Extracted data entries

BEGIN

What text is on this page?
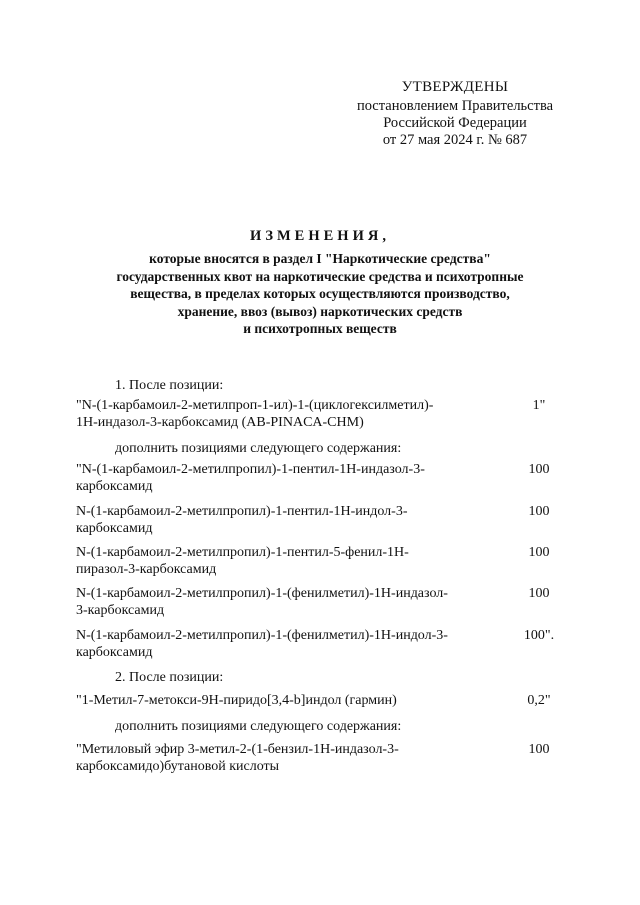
УТВЕРЖДЕНЫ
постановлением Правительства
Российской Федерации
от 27 мая 2024 г. № 687
ИЗМЕНЕНИЯ,
которые вносятся в раздел I "Наркотические средства"
государственных квот на наркотические средства и психотропные
вещества, в пределах которых осуществляются производство,
хранение, ввоз (вывоз) наркотических средств
и психотропных веществ
1. После позиции:
"N-(1-карбамоил-2-метилпроп-1-ил)-1-(циклогексилметил)-
1Н-индазол-3-карбоксамид (AB-PINACA-CHM)
1"
дополнить позициями следующего содержания:
"N-(1-карбамоил-2-метилпропил)-1-пентил-1Н-индазол-3-
карбоксамид
100
N-(1-карбамоил-2-метилпропил)-1-пентил-1Н-индол-3-
карбоксамид
100
N-(1-карбамоил-2-метилпропил)-1-пентил-5-фенил-1Н-
пиразол-3-карбоксамид
100
N-(1-карбамоил-2-метилпропил)-1-(фенилметил)-1Н-индазол-
3-карбоксамид
100
N-(1-карбамоил-2-метилпропил)-1-(фенилметил)-1Н-индол-3-
карбоксамид
100".
2. После позиции:
"1-Метил-7-метокси-9Н-пиридо[3,4-b]индол (гармин)	0,2"
дополнить позициями следующего содержания:
"Метиловый эфир 3-метил-2-(1-бензил-1Н-индазол-3-
карбоксамидо)бутановой кислоты
100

END

* **THE PROBLEM**
Extract all lines containing the word "метилпропил".

* **IN RESPONSE**
"N-(1-карбамоил-2-метилпропил)-1-пентил-1Н-индазол-3-
N-(1-карбамоил-2-метилпропил)-1-пентил-1Н-индол-3-
N-(1-карбамоил-2-метилпропил)-1-пентил-5-фенил-1Н-
N-(1-карбамоил-2-метилпропил)-1-(фенилметил)-1Н-индазол-
N-(1-карбамоил-2-метилпропил)-1-(фенилметил)-1Н-индол-3-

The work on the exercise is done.